**GOAL OF THE EXERCISE:**
Without omitting anything, return the records precisely as given.

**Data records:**
********************
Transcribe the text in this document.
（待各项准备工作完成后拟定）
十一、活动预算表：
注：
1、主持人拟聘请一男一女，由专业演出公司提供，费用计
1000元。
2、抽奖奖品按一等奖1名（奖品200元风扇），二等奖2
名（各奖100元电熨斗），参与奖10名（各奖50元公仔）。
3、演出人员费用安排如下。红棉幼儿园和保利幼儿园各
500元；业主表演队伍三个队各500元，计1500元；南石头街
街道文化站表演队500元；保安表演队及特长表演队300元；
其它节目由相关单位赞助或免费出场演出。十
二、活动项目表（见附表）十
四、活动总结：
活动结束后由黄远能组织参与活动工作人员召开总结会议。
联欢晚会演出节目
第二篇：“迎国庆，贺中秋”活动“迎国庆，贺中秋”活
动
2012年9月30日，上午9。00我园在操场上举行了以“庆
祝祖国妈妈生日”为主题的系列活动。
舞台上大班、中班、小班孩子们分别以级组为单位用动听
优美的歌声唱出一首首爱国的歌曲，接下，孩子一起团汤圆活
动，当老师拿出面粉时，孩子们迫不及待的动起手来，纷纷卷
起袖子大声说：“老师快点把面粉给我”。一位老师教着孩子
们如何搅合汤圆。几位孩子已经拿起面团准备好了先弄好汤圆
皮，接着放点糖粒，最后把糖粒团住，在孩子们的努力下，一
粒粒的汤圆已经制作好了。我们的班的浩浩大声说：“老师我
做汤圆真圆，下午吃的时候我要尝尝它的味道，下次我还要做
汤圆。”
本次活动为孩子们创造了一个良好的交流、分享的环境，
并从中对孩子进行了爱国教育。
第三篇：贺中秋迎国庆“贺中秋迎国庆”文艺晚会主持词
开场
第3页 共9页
********************
**EXERCISE SOLUTION:**
Transcribe the text in this document.
（待各项准备工作完成后拟定）
十一、活动预算表：
注：
1、主持人拟聘请一男一女，由专业演出公司提供，费用计
1000元。
2、抽奖奖品按一等奖1名（奖品200元风扇），二等奖2
名（各奖100元电熨斗），参与奖10名（各奖50元公仔）。
3、演出人员费用安排如下。红棉幼儿园和保利幼儿园各
500元；业主表演队伍三个队各500元，计1500元；南石头街
街道文化站表演队500元；保安表演队及特长表演队300元；
其它节目由相关单位赞助或免费出场演出。十
二、活动项目表（见附表）十
四、活动总结：
活动结束后由黄远能组织参与活动工作人员召开总结会议。
联欢晚会演出节目
第二篇：“迎国庆，贺中秋”活动“迎国庆，贺中秋”活
动
2012年9月30日，上午9。00我园在操场上举行了以“庆
祝祖国妈妈生日”为主题的系列活动。
舞台上大班、中班、小班孩子们分别以级组为单位用动听
优美的歌声唱出一首首爱国的歌曲，接下，孩子一起团汤圆活
动，当老师拿出面粉时，孩子们迫不及待的动起手来，纷纷卷
起袖子大声说：“老师快点把面粉给我”。一位老师教着孩子
们如何搅合汤圆。几位孩子已经拿起面团准备好了先弄好汤圆
皮，接着放点糖粒，最后把糖粒团住，在孩子们的努力下，一
粒粒的汤圆已经制作好了。我们的班的浩浩大声说：“老师我
做汤圆真圆，下午吃的时候我要尝尝它的味道，下次我还要做
汤圆。”
本次活动为孩子们创造了一个良好的交流、分享的环境，
并从中对孩子进行了爱国教育。
第三篇：贺中秋迎国庆“贺中秋迎国庆”文艺晚会主持词
开场
第3页 共9页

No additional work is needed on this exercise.